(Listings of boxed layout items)
★ ★ ★

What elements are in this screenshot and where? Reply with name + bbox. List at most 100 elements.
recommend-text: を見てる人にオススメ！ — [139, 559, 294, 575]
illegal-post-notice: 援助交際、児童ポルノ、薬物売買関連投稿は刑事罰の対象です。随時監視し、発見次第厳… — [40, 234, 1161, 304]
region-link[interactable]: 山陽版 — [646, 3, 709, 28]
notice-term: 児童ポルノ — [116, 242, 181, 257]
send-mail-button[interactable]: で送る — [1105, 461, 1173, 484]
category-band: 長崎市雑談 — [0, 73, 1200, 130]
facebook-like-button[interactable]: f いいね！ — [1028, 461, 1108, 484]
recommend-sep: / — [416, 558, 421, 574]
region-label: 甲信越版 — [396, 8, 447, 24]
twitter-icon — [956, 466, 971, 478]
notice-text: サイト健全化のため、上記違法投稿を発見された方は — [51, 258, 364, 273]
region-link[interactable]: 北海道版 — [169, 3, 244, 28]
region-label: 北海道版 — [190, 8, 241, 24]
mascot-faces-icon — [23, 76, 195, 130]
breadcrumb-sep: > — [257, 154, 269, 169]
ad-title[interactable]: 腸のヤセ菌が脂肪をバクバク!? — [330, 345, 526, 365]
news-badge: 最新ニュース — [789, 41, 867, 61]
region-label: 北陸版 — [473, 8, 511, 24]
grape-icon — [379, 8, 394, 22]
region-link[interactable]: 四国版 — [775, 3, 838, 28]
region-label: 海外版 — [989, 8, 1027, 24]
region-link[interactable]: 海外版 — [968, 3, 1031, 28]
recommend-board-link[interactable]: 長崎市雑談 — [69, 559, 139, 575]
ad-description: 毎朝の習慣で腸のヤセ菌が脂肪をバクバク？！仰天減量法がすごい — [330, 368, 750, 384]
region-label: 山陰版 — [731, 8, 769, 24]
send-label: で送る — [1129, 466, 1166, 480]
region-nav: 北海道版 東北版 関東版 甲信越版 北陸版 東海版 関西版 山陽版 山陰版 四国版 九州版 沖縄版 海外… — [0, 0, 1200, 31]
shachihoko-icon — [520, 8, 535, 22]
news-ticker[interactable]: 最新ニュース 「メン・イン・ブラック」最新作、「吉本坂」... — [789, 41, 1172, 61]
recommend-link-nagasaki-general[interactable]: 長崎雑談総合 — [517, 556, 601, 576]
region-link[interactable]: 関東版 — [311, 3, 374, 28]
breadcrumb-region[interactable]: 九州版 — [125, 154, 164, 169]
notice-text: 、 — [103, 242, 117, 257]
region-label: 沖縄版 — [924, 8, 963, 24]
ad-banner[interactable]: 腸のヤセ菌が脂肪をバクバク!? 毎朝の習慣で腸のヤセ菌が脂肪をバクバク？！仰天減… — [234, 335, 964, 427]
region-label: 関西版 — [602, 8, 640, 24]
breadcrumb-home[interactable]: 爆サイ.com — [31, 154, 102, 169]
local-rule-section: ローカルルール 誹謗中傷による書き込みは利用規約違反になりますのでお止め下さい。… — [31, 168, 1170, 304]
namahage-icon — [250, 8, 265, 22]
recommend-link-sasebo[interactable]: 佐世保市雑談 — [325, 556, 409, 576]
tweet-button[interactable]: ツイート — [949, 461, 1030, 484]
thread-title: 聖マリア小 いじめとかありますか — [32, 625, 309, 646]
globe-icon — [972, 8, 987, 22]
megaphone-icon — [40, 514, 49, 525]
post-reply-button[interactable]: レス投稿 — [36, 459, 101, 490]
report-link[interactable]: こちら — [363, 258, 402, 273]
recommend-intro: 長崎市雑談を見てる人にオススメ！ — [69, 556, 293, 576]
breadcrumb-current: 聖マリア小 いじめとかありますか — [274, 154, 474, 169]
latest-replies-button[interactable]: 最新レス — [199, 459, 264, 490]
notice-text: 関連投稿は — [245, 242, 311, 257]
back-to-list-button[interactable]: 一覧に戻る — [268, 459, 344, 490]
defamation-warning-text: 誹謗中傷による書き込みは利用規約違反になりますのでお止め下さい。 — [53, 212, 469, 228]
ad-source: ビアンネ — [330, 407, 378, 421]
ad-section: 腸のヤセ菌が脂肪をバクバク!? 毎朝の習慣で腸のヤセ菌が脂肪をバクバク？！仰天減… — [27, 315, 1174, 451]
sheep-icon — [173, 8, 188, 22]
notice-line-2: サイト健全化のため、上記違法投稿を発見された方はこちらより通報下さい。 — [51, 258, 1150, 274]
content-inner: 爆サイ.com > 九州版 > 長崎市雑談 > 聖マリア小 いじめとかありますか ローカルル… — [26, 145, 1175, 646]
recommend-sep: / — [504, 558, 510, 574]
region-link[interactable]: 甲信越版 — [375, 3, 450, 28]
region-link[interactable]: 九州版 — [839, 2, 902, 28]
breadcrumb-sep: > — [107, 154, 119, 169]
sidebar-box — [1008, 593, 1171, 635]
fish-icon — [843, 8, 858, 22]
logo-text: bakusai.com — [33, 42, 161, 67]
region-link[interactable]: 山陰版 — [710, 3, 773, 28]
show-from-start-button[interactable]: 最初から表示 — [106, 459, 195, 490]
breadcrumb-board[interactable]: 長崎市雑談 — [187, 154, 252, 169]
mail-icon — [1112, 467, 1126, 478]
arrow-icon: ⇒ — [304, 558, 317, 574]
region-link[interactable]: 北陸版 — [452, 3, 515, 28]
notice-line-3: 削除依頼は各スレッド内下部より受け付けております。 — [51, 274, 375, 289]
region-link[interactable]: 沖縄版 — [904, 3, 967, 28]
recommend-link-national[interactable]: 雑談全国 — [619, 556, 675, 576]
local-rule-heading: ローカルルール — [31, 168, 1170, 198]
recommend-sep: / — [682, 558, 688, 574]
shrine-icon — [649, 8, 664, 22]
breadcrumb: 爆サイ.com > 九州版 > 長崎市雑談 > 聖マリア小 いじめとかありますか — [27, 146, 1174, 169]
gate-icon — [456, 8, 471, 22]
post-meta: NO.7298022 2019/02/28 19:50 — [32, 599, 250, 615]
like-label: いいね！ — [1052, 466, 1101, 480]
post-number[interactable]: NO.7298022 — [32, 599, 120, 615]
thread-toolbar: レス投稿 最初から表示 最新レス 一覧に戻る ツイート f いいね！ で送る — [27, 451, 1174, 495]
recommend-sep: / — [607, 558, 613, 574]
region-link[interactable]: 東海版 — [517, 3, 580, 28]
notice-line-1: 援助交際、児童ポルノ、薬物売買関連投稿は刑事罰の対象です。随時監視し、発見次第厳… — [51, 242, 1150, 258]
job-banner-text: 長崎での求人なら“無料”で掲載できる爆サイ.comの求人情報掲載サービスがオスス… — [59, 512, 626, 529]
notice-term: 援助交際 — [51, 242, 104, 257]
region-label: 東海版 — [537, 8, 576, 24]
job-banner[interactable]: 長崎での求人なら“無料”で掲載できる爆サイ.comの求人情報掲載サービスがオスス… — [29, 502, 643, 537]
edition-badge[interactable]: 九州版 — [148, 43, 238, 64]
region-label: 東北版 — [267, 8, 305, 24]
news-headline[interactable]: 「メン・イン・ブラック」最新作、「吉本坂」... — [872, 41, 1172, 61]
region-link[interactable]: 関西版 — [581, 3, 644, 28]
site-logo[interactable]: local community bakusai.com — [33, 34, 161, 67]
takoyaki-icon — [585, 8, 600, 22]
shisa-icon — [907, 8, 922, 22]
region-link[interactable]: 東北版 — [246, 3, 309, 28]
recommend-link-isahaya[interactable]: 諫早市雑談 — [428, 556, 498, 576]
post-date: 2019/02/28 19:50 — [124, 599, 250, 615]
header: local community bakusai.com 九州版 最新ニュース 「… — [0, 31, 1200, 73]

★ ★ ★

Given instruction: Please copy out the listing word for word, starting at its first line and ending at the line that contains "twitter-icon — [956, 466, 971, 478]", with both of those lines included.

Task response:
What elements are in this screenshot and where? Reply with name + bbox. List at most 100 elements.
recommend-text: を見てる人にオススメ！ — [139, 559, 294, 575]
illegal-post-notice: 援助交際、児童ポルノ、薬物売買関連投稿は刑事罰の対象です。随時監視し、発見次第厳… — [40, 234, 1161, 304]
region-link[interactable]: 山陽版 — [646, 3, 709, 28]
notice-term: 児童ポルノ — [116, 242, 181, 257]
send-mail-button[interactable]: で送る — [1105, 461, 1173, 484]
category-band: 長崎市雑談 — [0, 73, 1200, 130]
facebook-like-button[interactable]: f いいね！ — [1028, 461, 1108, 484]
recommend-sep: / — [416, 558, 421, 574]
region-label: 甲信越版 — [396, 8, 447, 24]
twitter-icon — [956, 466, 971, 478]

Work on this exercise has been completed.